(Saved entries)
* * * *
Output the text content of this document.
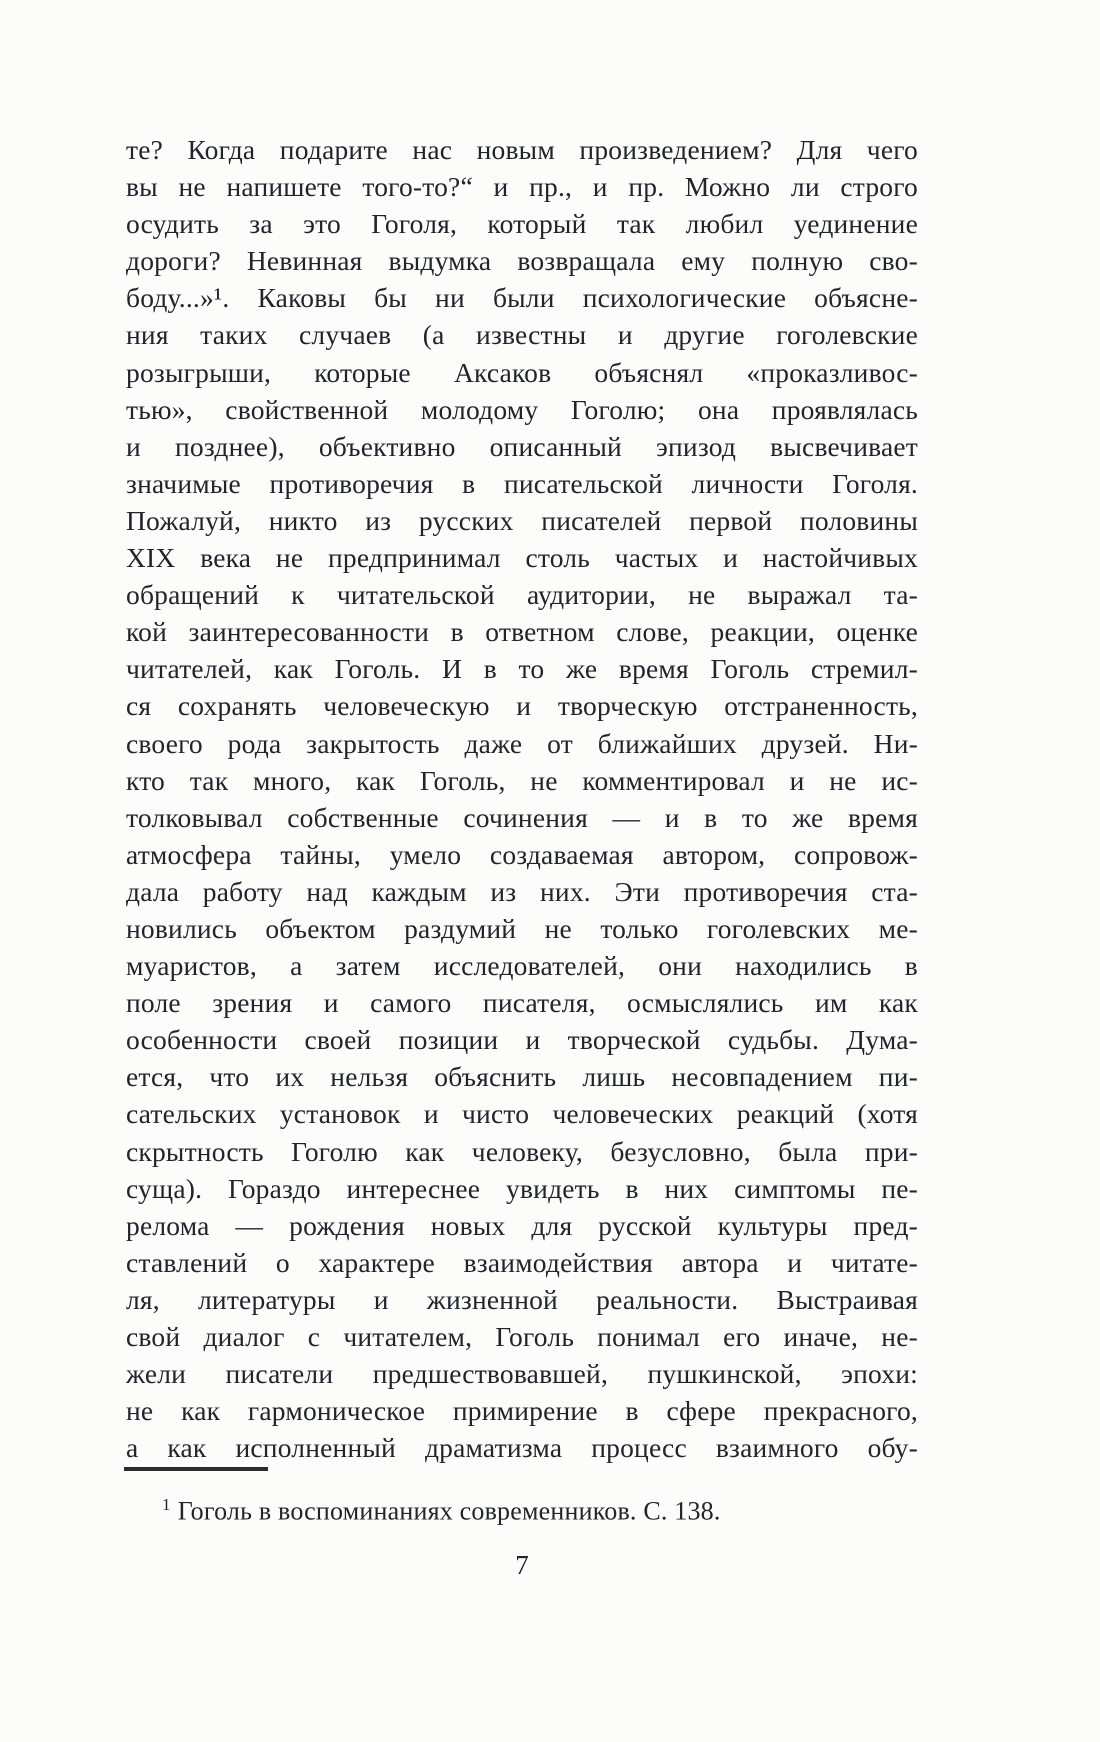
те? Когда подарите нас новым произведением? Для чего

вы не напишете того-то?“ и пр., и пр. Можно ли строго

осудить за это Гоголя, который так любил уединение

дороги? Невинная выдумка возвращала ему полную сво-

боду...»¹. Каковы бы ни были психологические объясне-

ния таких случаев (а известны и другие гоголевские

розыгрыши, которые Аксаков объяснял «проказливос-

тью», свойственной молодому Гоголю; она проявлялась

и позднее), объективно описанный эпизод высвечивает

значимые противоречия в писательской личности Гоголя.

Пожалуй, никто из русских писателей первой половины

XIX века не предпринимал столь частых и настойчивых

обращений к читательской аудитории, не выражал та-

кой заинтересованности в ответном слове, реакции, оценке

читателей, как Гоголь. И в то же время Гоголь стремил-

ся сохранять человеческую и творческую отстраненность,

своего рода закрытость даже от ближайших друзей. Ни-

кто так много, как Гоголь, не комментировал и не ис-

толковывал собственные сочинения — и в то же время

атмосфера тайны, умело создаваемая автором, сопровож-

дала работу над каждым из них. Эти противоречия ста-

новились объектом раздумий не только гоголевских ме-

муаристов, а затем исследователей, они находились в

поле зрения и самого писателя, осмыслялись им как

особенности своей позиции и творческой судьбы. Дума-

ется, что их нельзя объяснить лишь несовпадением пи-

сательских установок и чисто человеческих реакций (хотя

скрытность Гоголю как человеку, безусловно, была при-

суща). Гораздо интереснее увидеть в них симптомы пе-

релома — рождения новых для русской культуры пред-

ставлений о характере взаимодействия автора и читате-

ля, литературы и жизненной реальности. Выстраивая

свой диалог с читателем, Гоголь понимал его иначе, не-

жели писатели предшествовавшей, пушкинской, эпохи:

не как гармоническое примирение в сфере прекрасного,

а как исполненный драматизма процесс взаимного обу-

$^1$ Гоголь в воспоминаниях современников. С. 138.

7
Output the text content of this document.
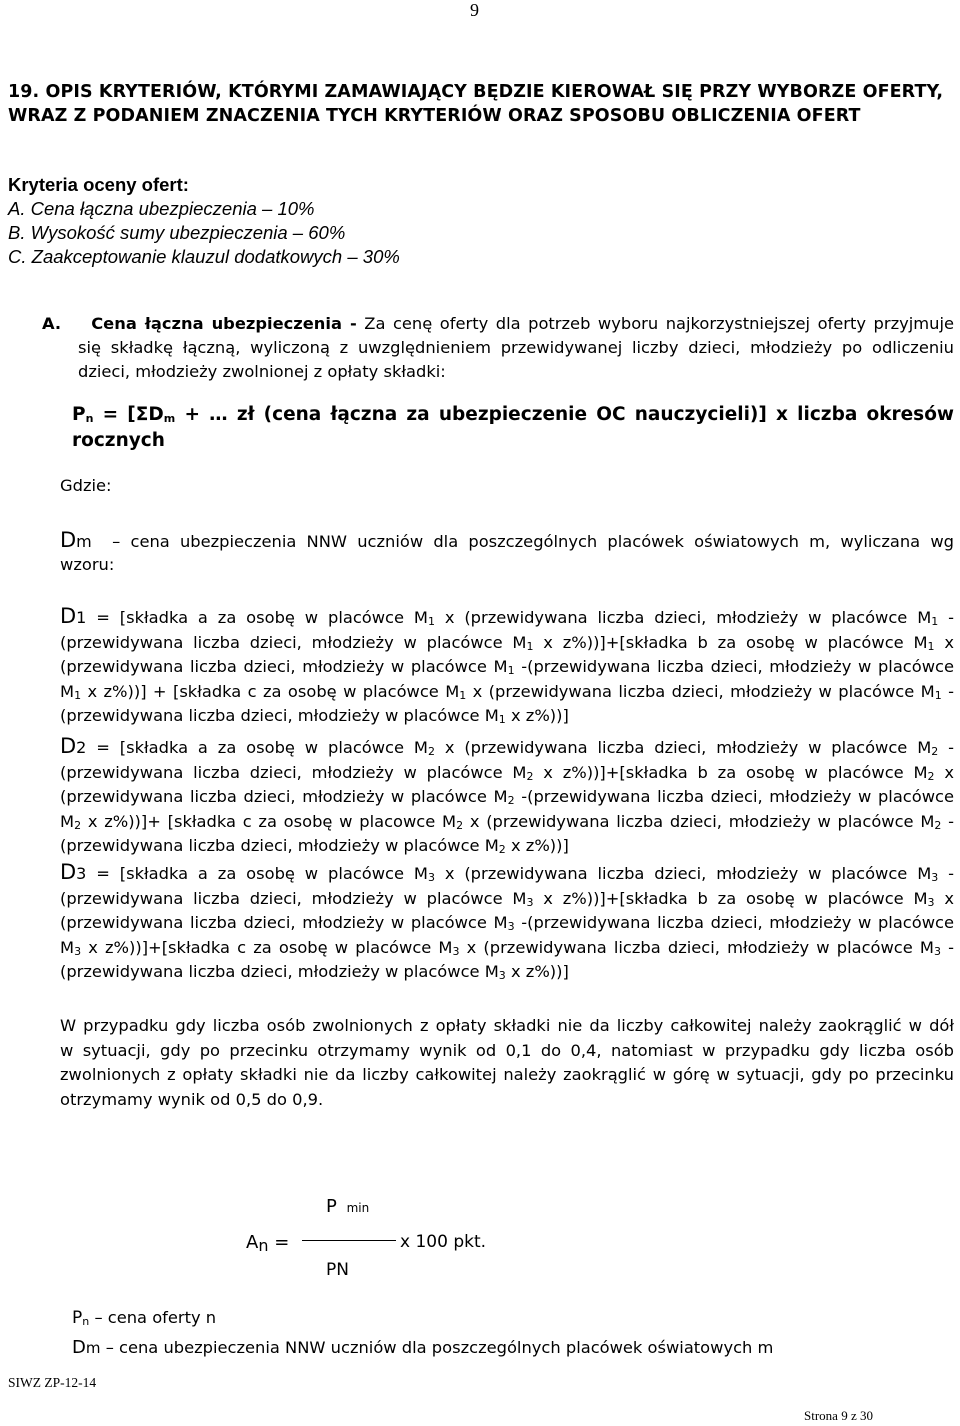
9
19. OPIS KRYTERIÓW, KTÓRYMI ZAMAWIAJĄCY BĘDZIE KIEROWAŁ SIĘ PRZY WYBORZE OFERTY,
WRAZ Z PODANIEM ZNACZENIA TYCH KRYTERIÓW ORAZ SPOSOBU OBLICZENIA OFERT
Kryteria oceny ofert:
A. Cena łączna ubezpieczenia – 10%
B. Wysokość sumy ubezpieczenia – 60%
C. Zaakceptowanie klauzul dodatkowych – 30%
A. Cena łączna ubezpieczenia - Za cenę oferty dla potrzeb wyboru najkorzystniejszej oferty przyjmuje
się składkę łączną, wyliczoną z uwzględnieniem przewidywanej liczby dzieci, młodzieży po odliczeniu
dzieci, młodzieży zwolnionej z opłaty składki:
$P_n = [\Sigma D_m$ + … zł (cena łączna za ubezpieczenie OC nauczycieli)] x liczba okresów
rocznych
Gdzie:
Dm – cena ubezpieczenia NNW uczniów dla poszczególnych placówek oświatowych m, wyliczana wg
wzoru:
D1 = [składka a za osobę w placówce $M_1$ x (przewidywana liczba dzieci, młodzieży w placówce $M_1$ -
(przewidywana liczba dzieci, młodzieży w placówce $M_1$ x z%))]+[składka b za osobę w placówce $M_1$ x
(przewidywana liczba dzieci, młodzieży w placówce $M_1$ -(przewidywana liczba dzieci, młodzieży w placówce
$M_1$ x z%))] + [składka c za osobę w placówce $M_1$ x (przewidywana liczba dzieci, młodzieży w placówce $M_1$ -
(przewidywana liczba dzieci, młodzieży w placówce $M_1$ x z%))]
D2 = [składka a za osobę w placówce $M_2$ x (przewidywana liczba dzieci, młodzieży w placówce $M_2$ -
(przewidywana liczba dzieci, młodzieży w placówce $M_2$ x z%))]+[składka b za osobę w placówce $M_2$ x
(przewidywana liczba dzieci, młodzieży w placówce $M_2$ -(przewidywana liczba dzieci, młodzieży w placówce
$M_2$ x z%))]+ [składka c za osobę w placowce $M_2$ x (przewidywana liczba dzieci, młodzieży w placówce $M_2$ -
(przewidywana liczba dzieci, młodzieży w placówce $M_2$ x z%))]
D3 = [składka a za osobę w placówce $M_3$ x (przewidywana liczba dzieci, młodzieży w placówce $M_3$ -
(przewidywana liczba dzieci, młodzieży w placówce $M_3$ x z%))]+[składka b za osobę w placówce $M_3$ x
(przewidywana liczba dzieci, młodzieży w placówce $M_3$ -(przewidywana liczba dzieci, młodzieży w placówce
$M_3$ x z%))]+[składka c za osobę w placówce $M_3$ x (przewidywana liczba dzieci, młodzieży w placówce $M_3$ -
(przewidywana liczba dzieci, młodzieży w placówce $M_3$ x z%))]
W przypadku gdy liczba osób zwolnionych z opłaty składki nie da liczby całkowitej należy zaokrąglić w dół
w sytuacji, gdy po przecinku otrzymamy wynik od 0,1 do 0,4, natomiast w przypadku gdy liczba osób
zwolnionych z opłaty składki nie da liczby całkowitej należy zaokrąglić w górę w sytuacji, gdy po przecinku
otrzymamy wynik od 0,5 do 0,9.
P min
An =	x 100 pkt.
PN
$P_n$ – cena oferty n
Dm – cena ubezpieczenia NNW uczniów dla poszczególnych placówek oświatowych m
SIWZ ZP-12-14
Strona 9 z 30
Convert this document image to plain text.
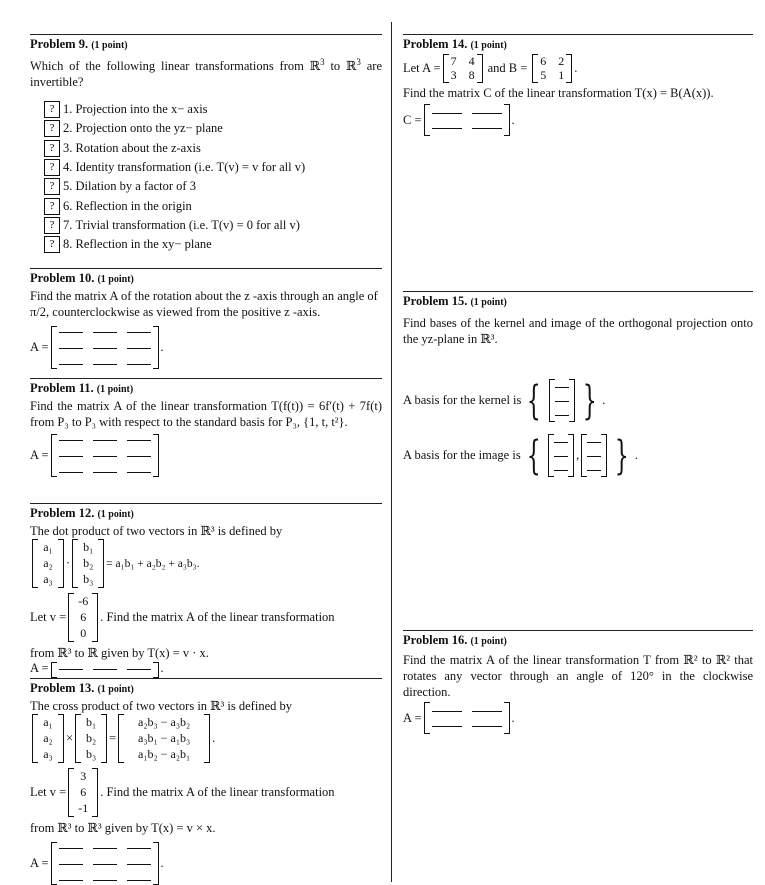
Problem 9. (1 point)
Which of the following linear transformations from ℝ$^3$ to ℝ$^3$ are invertible?
? 1.
Projection into the x− axis
? 2.
Projection onto the yz− plane
? 3.
Rotation about the z-axis
? 4.
Identity transformation (i.e. T(v) = v for all v)
? 5.
Dilation by a factor of 3
? 6.
Reflection in the origin
? 7.
Trivial transformation (i.e. T(v) = 0 for all v)
? 8.
Reflection in the xy− plane
Problem 10. (1 point)
Find the matrix A of the rotation about the z -axis through an angle of π/2, counterclockwise as viewed from the positive z -axis.
A =	.
Problem 11. (1 point)
Find the matrix A of the linear transformation T(f(t)) = 6f′(t) + 7f(t) from P₃ to P₃ with respect to the standard basis for P₃, {1, t, t²}.
A =
Problem 12. (1 point)
The dot product of two vectors in ℝ³ is defined by
a₁
a₂
a₃
·
b₁
b₂
b₃
= a₁b₁ + a₂b₂ + a₃b₃.
Let v =
-6
6
0
. Find the matrix A of the linear transformation
from ℝ³ to ℝ given by T(x) = v · x.
A =	.
Problem 13. (1 point)
The cross product of two vectors in ℝ³ is defined by
a₁
a₂
a₃
×
b₁
b₂
b₃
=
a₂b₃ − a₃b₂
a₃b₁ − a₁b₃
a₁b₂ − a₂b₁
.
Let v =
3
6
-1
. Find the matrix A of the linear transformation
from ℝ³ to ℝ³ given by T(x) = v × x.
A =	.
Problem 14. (1 point)
Let A = 7 4
3 8 and B = 6 2
5 1 .
Find the matrix C of the linear transformation T(x) = B(A(x)).
C =	.
Problem 15. (1 point)
Find bases of the kernel and image of the orthogonal projection onto the yz-plane in ℝ³.
A basis for the kernel is { } .
A basis for the image is {	, } .
Problem 16. (1 point)
Find the matrix A of the linear transformation T from ℝ² to ℝ² that rotates any vector through an angle of 120° in the clockwise direction.
A =	.
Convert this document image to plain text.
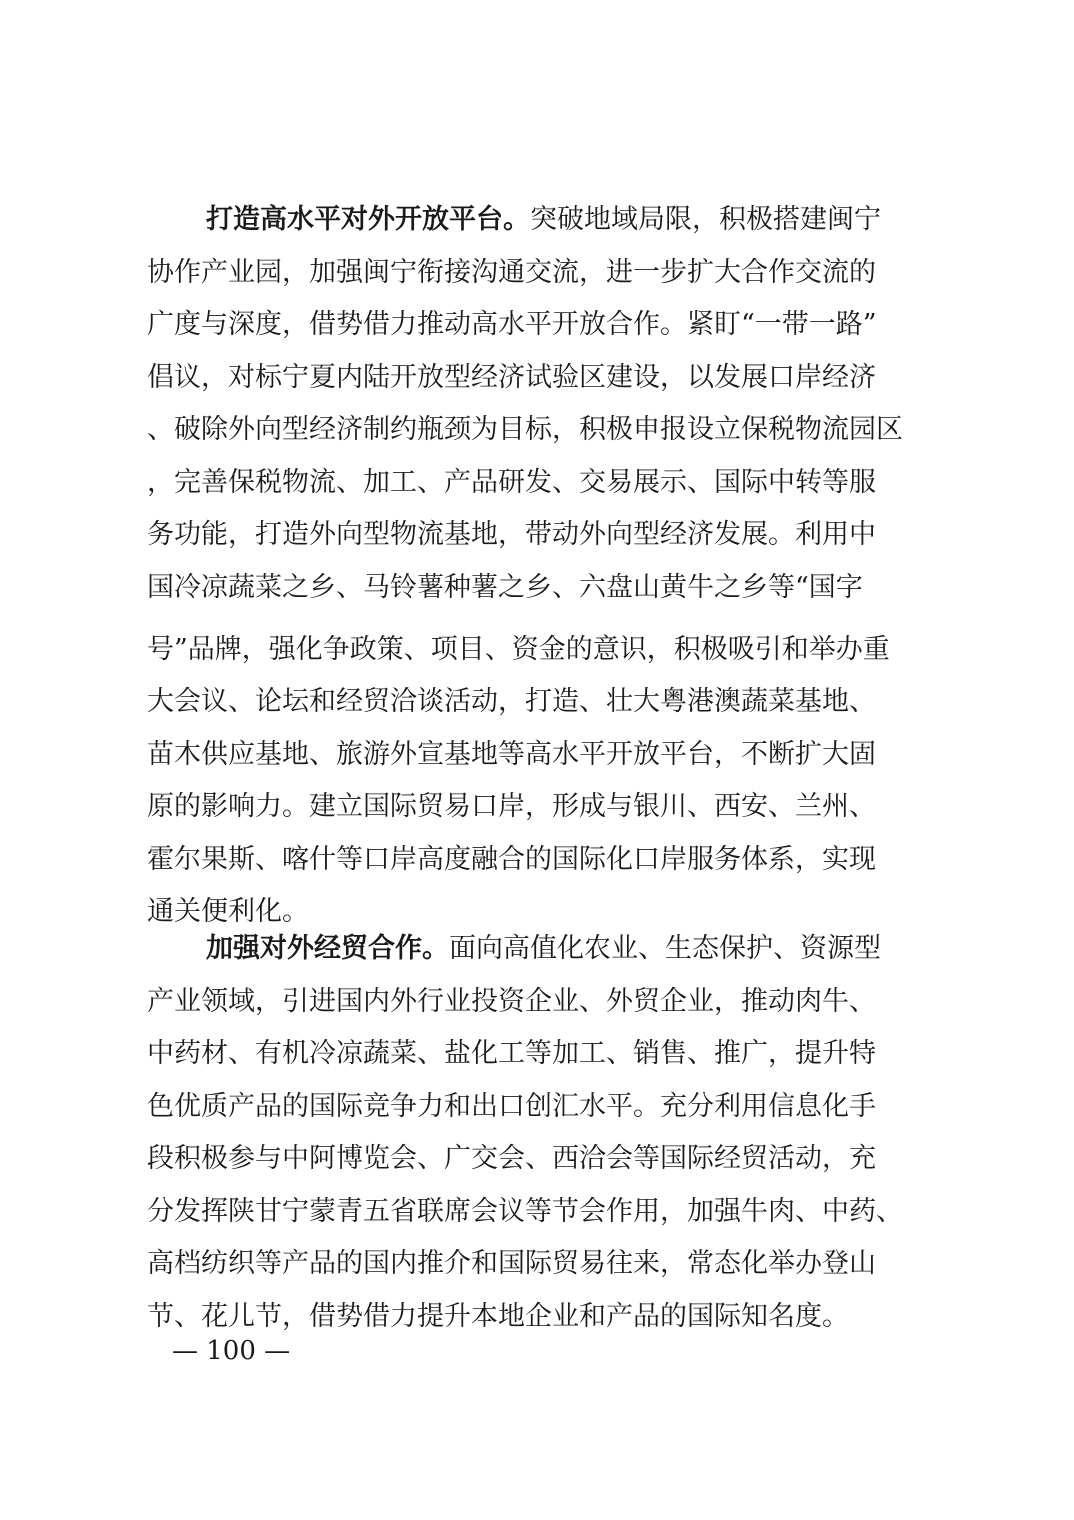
打造高水平对外开放平台。突破地域局限，积极搭建闽宁
协作产业园，加强闽宁衔接沟通交流，进一步扩大合作交流的
广度与深度，借势借力推动高水平开放合作。紧盯“一带一路”
倡议，对标宁夏内陆开放型经济试验区建设，以发展口岸经济
、破除外向型经济制约瓶颈为目标，积极申报设立保税物流园区
，完善保税物流、加工、产品研发、交易展示、国际中转等服
务功能，打造外向型物流基地，带动外向型经济发展。利用中
国冷凉蔬菜之乡、马铃薯种薯之乡、六盘山黄牛之乡等“国字
号”品牌，强化争政策、项目、资金的意识，积极吸引和举办重
大会议、论坛和经贸洽谈活动，打造、壮大粤港澳蔬菜基地、
苗木供应基地、旅游外宣基地等高水平开放平台，不断扩大固
原的影响力。建立国际贸易口岸，形成与银川、西安、兰州、
霍尔果斯、喀什等口岸高度融合的国际化口岸服务体系，实现
通关便利化。
加强对外经贸合作。面向高值化农业、生态保护、资源型
产业领域，引进国内外行业投资企业、外贸企业，推动肉牛、
中药材、有机冷凉蔬菜、盐化工等加工、销售、推广，提升特
色优质产品的国际竞争力和出口创汇水平。充分利用信息化手
段积极参与中阿博览会、广交会、西洽会等国际经贸活动，充
分发挥陕甘宁蒙青五省联席会议等节会作用，加强牛肉、中药、
高档纺织等产品的国内推介和国际贸易往来，常态化举办登山
节、花儿节，借势借力提升本地企业和产品的国际知名度。
— 100 —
* * * *
● **GOAL**
State how many lines of the listing include "through", and nothing more.

● **OUTPUT FOR THIS EXERCISE**
2